» Required task
Select every line holding the word "WHEEL" and copy it.

- - -

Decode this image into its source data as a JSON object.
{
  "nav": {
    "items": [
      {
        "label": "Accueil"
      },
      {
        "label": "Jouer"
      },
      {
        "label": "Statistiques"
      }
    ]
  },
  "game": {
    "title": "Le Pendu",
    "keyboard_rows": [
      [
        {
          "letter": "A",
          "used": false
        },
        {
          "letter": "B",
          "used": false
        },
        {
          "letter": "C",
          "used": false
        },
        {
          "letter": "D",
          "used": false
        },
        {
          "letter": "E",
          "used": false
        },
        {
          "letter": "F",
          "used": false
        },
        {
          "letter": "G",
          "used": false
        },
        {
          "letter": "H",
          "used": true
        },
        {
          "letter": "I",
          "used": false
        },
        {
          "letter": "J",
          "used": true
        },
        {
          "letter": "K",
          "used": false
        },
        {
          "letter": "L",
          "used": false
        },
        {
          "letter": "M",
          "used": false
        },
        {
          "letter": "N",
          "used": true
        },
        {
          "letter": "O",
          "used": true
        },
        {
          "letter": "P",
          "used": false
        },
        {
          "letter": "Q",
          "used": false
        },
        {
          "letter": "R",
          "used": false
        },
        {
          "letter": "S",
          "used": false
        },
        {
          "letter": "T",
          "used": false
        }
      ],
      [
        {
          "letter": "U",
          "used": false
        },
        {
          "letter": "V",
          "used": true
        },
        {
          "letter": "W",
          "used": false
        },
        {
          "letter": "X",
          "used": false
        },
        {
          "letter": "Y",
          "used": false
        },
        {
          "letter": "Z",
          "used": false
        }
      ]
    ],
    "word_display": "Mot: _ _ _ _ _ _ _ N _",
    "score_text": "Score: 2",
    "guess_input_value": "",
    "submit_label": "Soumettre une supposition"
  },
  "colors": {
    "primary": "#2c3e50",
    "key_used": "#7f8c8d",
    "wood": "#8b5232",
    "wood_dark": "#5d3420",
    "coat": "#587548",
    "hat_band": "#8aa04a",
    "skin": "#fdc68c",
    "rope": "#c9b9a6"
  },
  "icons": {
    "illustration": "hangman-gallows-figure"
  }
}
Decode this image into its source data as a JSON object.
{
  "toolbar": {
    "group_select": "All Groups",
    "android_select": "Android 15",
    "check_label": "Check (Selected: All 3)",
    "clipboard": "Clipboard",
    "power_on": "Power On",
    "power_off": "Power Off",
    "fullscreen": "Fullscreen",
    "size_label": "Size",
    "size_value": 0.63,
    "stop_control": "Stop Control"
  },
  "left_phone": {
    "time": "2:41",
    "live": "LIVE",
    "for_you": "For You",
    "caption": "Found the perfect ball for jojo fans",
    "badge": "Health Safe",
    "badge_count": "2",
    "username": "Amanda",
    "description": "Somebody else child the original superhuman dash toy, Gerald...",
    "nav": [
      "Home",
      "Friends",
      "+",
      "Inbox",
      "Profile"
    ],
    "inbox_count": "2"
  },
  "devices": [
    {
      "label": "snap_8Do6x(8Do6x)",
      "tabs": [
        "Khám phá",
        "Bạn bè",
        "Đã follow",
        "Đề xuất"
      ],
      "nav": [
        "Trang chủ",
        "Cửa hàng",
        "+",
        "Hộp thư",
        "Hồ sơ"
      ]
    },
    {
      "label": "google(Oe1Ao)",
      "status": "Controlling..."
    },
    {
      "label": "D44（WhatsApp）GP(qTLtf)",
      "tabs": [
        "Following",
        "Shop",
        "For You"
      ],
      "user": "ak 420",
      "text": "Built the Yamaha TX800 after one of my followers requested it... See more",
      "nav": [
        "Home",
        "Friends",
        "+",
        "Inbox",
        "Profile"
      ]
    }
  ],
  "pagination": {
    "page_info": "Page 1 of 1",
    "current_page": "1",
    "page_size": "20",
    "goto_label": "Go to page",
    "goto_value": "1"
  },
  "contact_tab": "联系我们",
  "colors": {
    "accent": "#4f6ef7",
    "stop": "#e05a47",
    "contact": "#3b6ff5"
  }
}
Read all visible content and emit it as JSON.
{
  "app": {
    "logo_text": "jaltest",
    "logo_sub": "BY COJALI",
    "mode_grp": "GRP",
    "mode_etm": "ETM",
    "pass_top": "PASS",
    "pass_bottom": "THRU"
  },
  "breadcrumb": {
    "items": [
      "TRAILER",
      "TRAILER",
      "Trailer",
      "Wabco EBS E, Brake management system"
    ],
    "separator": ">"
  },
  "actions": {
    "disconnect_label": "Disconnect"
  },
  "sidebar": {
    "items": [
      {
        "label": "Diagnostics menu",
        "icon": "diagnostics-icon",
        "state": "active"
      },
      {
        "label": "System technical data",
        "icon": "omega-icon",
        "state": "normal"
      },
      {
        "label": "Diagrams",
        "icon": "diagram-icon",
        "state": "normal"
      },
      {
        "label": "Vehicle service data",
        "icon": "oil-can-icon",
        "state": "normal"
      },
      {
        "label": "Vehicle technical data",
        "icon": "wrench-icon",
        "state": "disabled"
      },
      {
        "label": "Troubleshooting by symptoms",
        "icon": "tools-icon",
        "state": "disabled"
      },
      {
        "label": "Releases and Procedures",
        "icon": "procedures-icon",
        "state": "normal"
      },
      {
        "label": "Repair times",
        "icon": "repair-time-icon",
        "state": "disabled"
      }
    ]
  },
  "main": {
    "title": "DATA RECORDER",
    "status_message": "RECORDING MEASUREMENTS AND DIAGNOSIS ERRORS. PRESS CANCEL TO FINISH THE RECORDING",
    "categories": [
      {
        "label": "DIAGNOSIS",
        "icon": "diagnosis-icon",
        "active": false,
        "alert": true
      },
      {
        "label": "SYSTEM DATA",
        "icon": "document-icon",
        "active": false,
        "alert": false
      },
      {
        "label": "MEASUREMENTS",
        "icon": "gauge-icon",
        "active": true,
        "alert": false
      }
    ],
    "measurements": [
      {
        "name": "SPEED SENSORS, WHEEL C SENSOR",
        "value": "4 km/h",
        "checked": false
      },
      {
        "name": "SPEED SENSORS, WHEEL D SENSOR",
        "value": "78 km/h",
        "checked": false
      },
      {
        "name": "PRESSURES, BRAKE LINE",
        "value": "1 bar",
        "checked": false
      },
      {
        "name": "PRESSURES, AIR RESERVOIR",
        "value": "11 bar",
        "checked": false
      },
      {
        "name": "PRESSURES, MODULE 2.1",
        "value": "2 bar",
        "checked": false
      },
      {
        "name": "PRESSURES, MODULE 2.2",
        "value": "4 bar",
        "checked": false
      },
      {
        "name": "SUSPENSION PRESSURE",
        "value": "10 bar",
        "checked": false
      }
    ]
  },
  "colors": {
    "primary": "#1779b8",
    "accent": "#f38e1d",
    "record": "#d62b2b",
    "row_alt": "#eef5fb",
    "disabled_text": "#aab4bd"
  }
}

- - -

» Exercise solution
        "name": "SPEED SENSORS, WHEEL C SENSOR",
        "name": "SPEED SENSORS, WHEEL D SENSOR",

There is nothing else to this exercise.